Dataset rows:
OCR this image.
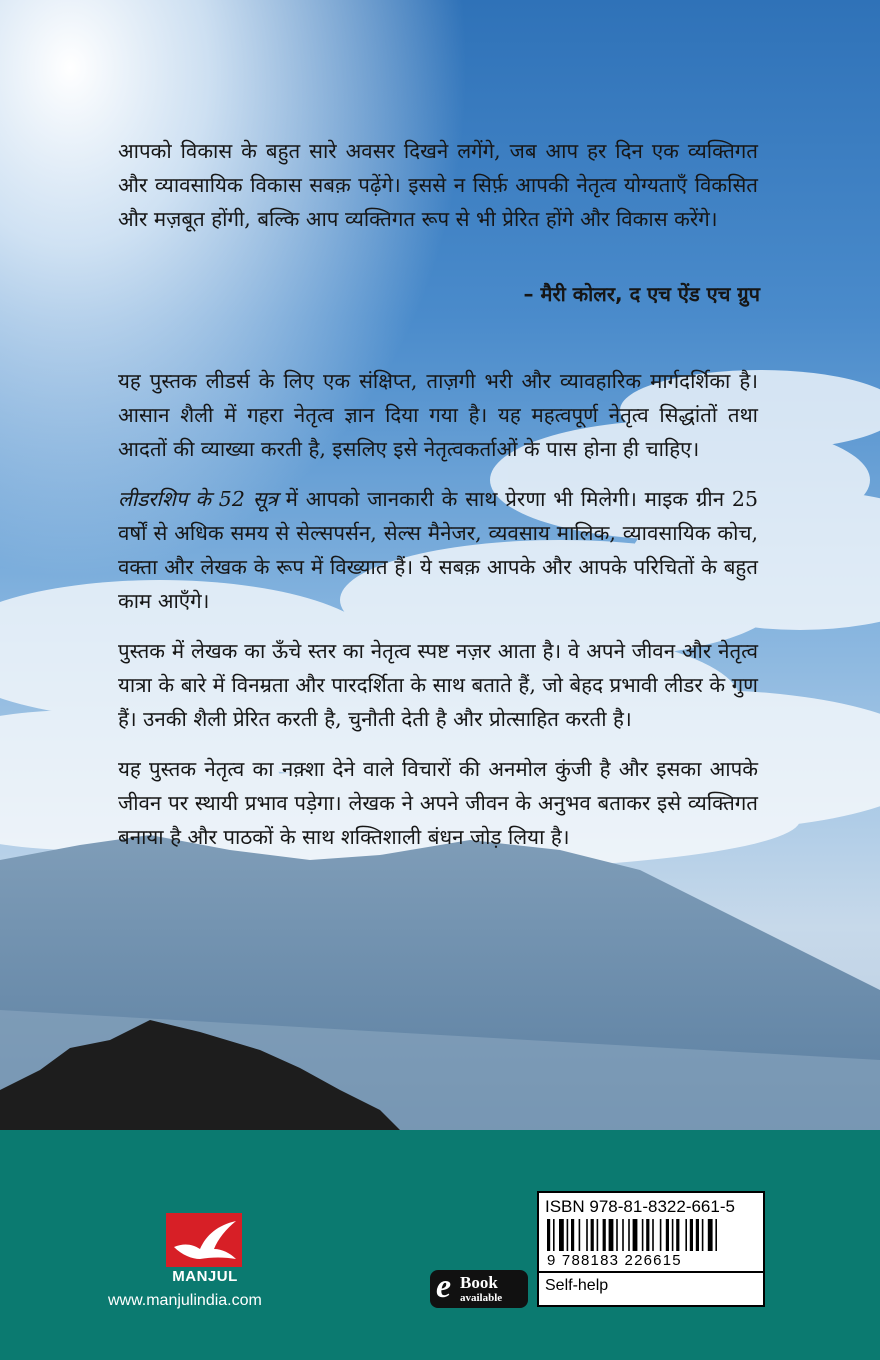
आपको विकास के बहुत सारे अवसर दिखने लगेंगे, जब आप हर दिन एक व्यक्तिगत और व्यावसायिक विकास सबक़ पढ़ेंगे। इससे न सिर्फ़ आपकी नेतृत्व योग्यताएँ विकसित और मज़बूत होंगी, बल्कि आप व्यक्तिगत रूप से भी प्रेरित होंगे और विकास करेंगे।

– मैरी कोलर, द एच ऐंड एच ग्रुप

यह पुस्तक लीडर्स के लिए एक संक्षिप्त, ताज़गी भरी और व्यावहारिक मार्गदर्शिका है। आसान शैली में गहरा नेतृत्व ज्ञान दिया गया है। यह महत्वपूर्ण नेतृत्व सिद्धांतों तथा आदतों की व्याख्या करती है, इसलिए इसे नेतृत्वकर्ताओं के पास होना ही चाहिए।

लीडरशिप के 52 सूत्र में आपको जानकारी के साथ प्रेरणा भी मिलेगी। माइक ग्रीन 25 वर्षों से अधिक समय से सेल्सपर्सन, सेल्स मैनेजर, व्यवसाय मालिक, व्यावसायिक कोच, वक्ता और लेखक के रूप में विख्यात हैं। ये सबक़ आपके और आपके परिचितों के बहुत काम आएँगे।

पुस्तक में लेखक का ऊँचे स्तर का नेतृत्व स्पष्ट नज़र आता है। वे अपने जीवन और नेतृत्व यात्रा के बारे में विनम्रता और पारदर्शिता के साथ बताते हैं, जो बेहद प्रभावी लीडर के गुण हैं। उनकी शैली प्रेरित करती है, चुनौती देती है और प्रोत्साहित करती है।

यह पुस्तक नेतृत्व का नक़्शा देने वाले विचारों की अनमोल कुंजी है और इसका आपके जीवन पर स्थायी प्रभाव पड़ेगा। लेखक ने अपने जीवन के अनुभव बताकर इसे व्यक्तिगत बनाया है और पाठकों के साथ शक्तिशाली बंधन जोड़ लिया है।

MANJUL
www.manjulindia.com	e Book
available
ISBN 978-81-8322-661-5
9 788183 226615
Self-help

WHAT YOU NEED TO DO: Extract all the entries word for word; omit any pictures.

RESPONSE TO THE EXERCISE:
OCR this image.
आपको विकास के बहुत सारे अवसर दिखने लगेंगे, जब आप हर दिन एक व्यक्तिगत और व्यावसायिक विकास सबक़ पढ़ेंगे। इससे न सिर्फ़ आपकी नेतृत्व योग्यताएँ विकसित और मज़बूत होंगी, बल्कि आप व्यक्तिगत रूप से भी प्रेरित होंगे और विकास करेंगे।

– मैरी कोलर, द एच ऐंड एच ग्रुप

यह पुस्तक लीडर्स के लिए एक संक्षिप्त, ताज़गी भरी और व्यावहारिक मार्गदर्शिका है। आसान शैली में गहरा नेतृत्व ज्ञान दिया गया है। यह महत्वपूर्ण नेतृत्व सिद्धांतों तथा आदतों की व्याख्या करती है, इसलिए इसे नेतृत्वकर्ताओं के पास होना ही चाहिए।

लीडरशिप के 52 सूत्र में आपको जानकारी के साथ प्रेरणा भी मिलेगी। माइक ग्रीन 25 वर्षों से अधिक समय से सेल्सपर्सन, सेल्स मैनेजर, व्यवसाय मालिक, व्यावसायिक कोच, वक्ता और लेखक के रूप में विख्यात हैं। ये सबक़ आपके और आपके परिचितों के बहुत काम आएँगे।

पुस्तक में लेखक का ऊँचे स्तर का नेतृत्व स्पष्ट नज़र आता है। वे अपने जीवन और नेतृत्व यात्रा के बारे में विनम्रता और पारदर्शिता के साथ बताते हैं, जो बेहद प्रभावी लीडर के गुण हैं। उनकी शैली प्रेरित करती है, चुनौती देती है और प्रोत्साहित करती है।

यह पुस्तक नेतृत्व का नक़्शा देने वाले विचारों की अनमोल कुंजी है और इसका आपके जीवन पर स्थायी प्रभाव पड़ेगा। लेखक ने अपने जीवन के अनुभव बताकर इसे व्यक्तिगत बनाया है और पाठकों के साथ शक्तिशाली बंधन जोड़ लिया है।

MANJUL
www.manjulindia.com	e Book
available
ISBN 978-81-8322-661-5
9 788183 226615
Self-help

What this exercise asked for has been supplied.